(Saved data entries)
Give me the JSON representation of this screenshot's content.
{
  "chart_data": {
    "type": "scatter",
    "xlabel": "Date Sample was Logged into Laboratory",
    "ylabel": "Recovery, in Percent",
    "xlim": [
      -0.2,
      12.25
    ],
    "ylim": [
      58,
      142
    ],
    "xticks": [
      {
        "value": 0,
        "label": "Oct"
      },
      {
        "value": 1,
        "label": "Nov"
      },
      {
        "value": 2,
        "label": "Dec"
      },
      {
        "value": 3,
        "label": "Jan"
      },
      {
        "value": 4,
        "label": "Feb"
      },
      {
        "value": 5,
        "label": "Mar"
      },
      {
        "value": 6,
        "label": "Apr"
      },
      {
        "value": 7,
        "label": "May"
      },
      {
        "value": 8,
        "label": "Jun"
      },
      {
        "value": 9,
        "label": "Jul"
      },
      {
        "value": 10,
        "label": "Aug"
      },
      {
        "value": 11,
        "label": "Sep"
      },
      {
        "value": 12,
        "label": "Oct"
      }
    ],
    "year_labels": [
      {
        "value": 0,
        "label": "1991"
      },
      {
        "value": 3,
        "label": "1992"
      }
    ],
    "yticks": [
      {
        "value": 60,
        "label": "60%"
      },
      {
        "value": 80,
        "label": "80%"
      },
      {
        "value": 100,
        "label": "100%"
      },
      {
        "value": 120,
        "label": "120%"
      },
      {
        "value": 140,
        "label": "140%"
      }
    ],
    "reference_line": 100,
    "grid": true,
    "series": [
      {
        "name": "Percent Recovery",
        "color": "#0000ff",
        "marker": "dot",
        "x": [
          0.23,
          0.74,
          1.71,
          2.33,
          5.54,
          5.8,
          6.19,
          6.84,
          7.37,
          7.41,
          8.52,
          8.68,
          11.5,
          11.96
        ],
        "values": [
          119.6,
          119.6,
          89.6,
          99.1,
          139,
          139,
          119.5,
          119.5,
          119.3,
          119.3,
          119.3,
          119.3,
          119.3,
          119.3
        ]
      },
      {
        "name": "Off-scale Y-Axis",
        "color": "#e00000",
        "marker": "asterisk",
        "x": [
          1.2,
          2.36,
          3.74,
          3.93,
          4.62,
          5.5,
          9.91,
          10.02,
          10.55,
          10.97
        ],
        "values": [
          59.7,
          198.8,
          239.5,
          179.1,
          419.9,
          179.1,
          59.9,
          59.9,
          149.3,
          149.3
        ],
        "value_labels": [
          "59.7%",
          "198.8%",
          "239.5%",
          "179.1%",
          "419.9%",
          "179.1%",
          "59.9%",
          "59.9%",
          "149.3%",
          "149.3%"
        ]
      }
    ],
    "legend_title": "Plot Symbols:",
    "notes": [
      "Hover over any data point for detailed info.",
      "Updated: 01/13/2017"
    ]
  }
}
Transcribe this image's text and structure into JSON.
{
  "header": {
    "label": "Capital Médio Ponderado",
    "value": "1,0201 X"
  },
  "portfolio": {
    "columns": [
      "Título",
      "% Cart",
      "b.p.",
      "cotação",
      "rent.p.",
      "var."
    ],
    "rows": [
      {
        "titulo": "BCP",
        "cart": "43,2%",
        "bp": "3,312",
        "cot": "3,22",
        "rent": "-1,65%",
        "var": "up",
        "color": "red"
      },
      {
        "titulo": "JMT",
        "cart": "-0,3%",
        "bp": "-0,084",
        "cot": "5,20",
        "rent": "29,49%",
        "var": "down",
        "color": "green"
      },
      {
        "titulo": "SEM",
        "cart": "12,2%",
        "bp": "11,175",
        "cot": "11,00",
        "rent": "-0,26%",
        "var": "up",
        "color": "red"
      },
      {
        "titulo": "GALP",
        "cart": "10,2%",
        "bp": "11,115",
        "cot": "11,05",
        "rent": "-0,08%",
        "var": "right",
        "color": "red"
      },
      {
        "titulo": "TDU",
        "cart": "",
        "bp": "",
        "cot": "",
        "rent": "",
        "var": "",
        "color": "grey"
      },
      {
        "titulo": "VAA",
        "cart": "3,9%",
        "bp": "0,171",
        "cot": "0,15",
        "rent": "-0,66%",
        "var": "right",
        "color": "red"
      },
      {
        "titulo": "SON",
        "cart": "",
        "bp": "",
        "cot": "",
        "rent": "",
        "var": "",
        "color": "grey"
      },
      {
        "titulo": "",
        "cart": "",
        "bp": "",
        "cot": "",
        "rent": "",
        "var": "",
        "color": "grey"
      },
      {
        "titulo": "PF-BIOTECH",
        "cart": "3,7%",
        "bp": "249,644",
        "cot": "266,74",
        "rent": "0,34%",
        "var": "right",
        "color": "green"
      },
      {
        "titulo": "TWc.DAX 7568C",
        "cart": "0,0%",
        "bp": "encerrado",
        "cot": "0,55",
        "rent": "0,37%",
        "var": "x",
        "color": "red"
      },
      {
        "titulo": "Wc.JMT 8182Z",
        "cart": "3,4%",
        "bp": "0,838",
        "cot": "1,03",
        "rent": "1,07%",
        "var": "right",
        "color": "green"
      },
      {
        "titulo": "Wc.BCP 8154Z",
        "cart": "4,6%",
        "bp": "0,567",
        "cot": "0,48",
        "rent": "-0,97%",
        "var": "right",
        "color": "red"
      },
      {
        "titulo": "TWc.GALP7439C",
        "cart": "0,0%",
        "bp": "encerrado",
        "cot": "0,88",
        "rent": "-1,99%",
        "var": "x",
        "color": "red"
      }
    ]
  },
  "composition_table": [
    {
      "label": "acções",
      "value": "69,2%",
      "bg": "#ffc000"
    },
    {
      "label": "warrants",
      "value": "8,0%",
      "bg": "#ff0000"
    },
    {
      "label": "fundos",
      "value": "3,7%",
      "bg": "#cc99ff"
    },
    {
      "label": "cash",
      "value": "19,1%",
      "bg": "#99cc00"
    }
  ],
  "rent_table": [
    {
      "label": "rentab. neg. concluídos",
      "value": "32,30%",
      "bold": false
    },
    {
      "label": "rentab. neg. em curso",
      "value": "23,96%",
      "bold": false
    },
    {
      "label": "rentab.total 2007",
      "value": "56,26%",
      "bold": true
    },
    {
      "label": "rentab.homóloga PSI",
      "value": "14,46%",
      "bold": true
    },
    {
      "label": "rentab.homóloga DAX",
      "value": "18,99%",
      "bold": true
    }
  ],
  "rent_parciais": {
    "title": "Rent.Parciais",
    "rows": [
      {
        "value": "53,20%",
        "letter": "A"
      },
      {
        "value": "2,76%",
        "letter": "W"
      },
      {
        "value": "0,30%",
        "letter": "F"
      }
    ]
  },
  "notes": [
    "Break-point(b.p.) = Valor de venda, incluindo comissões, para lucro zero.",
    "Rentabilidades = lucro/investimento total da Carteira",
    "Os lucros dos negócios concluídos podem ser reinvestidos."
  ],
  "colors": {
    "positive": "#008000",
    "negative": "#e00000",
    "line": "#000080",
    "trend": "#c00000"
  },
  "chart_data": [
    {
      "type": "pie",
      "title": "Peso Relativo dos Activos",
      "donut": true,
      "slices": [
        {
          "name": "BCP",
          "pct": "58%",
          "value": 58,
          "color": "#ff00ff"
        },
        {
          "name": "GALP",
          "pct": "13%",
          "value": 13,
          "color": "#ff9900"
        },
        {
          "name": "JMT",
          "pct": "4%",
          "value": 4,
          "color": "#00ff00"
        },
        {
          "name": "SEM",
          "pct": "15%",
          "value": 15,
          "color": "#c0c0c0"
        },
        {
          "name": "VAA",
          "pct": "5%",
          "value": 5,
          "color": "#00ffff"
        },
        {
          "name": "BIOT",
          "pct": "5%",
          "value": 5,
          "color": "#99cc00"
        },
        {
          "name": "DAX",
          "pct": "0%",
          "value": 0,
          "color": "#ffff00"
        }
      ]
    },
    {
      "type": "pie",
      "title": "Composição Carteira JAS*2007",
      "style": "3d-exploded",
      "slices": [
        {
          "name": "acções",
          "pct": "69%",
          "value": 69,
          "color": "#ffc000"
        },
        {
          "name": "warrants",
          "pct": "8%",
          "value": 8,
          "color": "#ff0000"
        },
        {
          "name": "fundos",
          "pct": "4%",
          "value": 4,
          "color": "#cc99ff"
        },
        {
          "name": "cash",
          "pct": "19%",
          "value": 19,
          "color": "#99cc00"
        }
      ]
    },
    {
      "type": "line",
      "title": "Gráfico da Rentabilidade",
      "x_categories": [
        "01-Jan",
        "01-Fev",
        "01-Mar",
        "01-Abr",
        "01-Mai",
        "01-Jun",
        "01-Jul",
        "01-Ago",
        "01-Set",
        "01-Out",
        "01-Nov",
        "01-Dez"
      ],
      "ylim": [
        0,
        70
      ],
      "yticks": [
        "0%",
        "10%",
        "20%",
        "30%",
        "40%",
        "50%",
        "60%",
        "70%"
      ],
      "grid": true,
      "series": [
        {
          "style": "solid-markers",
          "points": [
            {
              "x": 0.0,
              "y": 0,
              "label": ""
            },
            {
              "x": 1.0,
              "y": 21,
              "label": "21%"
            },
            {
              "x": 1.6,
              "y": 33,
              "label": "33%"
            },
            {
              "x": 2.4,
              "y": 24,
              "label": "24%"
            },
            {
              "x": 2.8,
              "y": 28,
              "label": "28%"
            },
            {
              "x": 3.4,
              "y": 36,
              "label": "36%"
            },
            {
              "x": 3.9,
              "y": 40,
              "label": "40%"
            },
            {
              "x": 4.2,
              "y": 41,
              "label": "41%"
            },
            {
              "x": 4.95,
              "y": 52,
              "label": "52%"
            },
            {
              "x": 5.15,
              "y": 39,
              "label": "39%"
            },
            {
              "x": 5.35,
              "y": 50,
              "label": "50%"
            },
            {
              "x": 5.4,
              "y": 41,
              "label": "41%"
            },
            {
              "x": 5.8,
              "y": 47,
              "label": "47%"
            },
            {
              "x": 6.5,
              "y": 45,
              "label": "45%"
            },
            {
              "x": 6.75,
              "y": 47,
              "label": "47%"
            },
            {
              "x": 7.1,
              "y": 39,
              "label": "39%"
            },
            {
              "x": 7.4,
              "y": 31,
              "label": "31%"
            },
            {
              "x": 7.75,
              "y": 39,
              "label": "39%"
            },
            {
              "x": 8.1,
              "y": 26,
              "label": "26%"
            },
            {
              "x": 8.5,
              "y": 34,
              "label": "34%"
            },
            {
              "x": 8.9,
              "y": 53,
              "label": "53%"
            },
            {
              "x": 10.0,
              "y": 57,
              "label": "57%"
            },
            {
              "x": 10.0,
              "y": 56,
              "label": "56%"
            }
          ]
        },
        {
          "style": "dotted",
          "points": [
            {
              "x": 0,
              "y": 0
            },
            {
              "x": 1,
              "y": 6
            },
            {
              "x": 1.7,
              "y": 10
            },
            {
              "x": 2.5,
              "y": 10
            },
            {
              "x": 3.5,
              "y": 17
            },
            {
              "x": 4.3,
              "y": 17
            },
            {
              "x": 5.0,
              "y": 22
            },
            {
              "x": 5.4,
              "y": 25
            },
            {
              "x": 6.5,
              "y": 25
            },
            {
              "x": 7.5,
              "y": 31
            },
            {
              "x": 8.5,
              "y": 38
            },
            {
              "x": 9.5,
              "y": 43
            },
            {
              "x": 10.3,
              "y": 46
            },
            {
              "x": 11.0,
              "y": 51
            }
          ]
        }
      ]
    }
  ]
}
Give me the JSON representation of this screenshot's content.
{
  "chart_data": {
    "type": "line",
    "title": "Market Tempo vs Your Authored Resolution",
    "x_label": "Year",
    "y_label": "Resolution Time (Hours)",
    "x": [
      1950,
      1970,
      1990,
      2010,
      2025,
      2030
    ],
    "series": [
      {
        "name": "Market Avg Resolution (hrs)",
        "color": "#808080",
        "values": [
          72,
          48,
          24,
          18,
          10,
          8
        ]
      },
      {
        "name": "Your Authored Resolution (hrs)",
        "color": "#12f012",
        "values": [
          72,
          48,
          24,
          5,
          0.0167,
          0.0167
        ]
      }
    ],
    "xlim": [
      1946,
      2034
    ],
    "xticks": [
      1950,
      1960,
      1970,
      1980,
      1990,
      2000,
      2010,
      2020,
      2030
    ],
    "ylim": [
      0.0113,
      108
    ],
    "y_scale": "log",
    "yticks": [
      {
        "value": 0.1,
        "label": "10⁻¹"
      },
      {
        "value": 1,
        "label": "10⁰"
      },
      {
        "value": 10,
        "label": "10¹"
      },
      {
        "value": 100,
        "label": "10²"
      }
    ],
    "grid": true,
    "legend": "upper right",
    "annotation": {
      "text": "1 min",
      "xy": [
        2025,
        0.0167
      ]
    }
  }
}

■ Given exercise
From the data above, pick out each line containing "Resolution" and copy it.

■ Exercise result
    "title": "Market Tempo vs Your Authored Resolution",
    "y_label": "Resolution Time (Hours)",
        "name": "Market Avg Resolution (hrs)",
        "name": "Your Authored Resolution (hrs)",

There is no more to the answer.